Report the count of lines holding "Download" in the records, with no other words.

※ ※ ※

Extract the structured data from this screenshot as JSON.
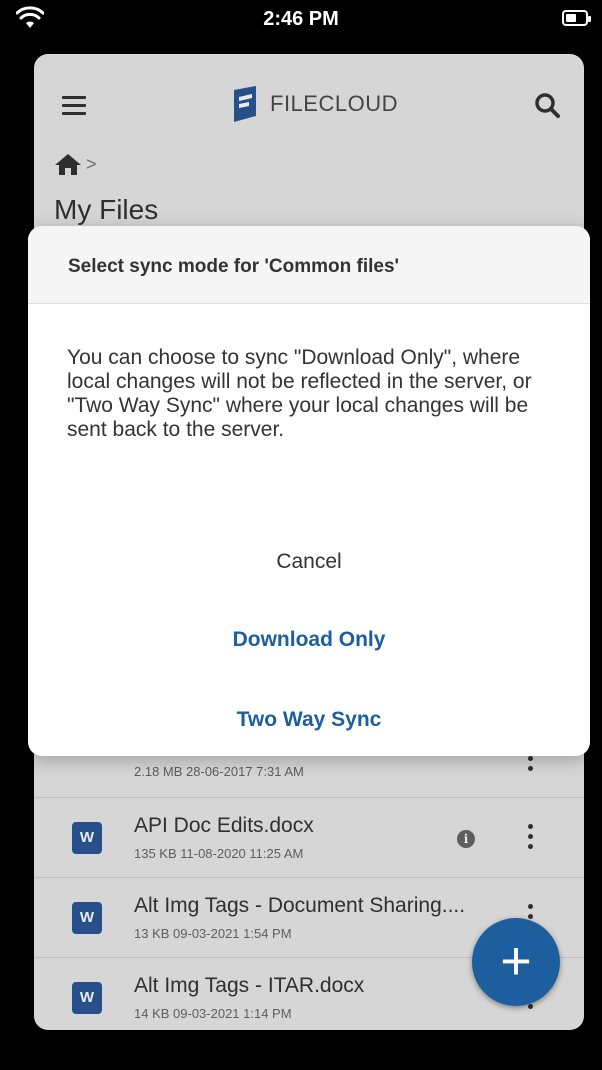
{
  "status_bar": {
    "time": "2:46 PM"
  },
  "app": {
    "logo_text": "FILECLOUD",
    "breadcrumb_sep": ">",
    "page_title": "My Files",
    "files": [
      {
        "name": "",
        "meta": "2.18 MB 28-06-2017 7:31 AM",
        "type": "image"
      },
      {
        "name": "API Doc Edits.docx",
        "meta": "135 KB 11-08-2020 11:25 AM",
        "type": "word",
        "icon_label": "W"
      },
      {
        "name": "Alt Img Tags - Document Sharing....",
        "meta": "13 KB 09-03-2021 1:54 PM",
        "type": "word",
        "icon_label": "W"
      },
      {
        "name": "Alt Img Tags - ITAR.docx",
        "meta": "14 KB 09-03-2021 1:14 PM",
        "type": "word",
        "icon_label": "W"
      }
    ],
    "fab_label": "+",
    "info_glyph": "i"
  },
  "dialog": {
    "title": "Select sync mode for 'Common files'",
    "body": "You can choose to sync \"Download Only\", where local changes will not be reflected in the server, or \"Two Way Sync\" where your local changes will be sent back to the server.",
    "cancel_label": "Cancel",
    "download_only_label": "Download Only",
    "two_way_label": "Two Way Sync"
  },
  "colors": {
    "accent": "#1d5f9e",
    "word_icon": "#2b5797"
  }
}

※ ※ ※

### CORRECT OUTPUT
2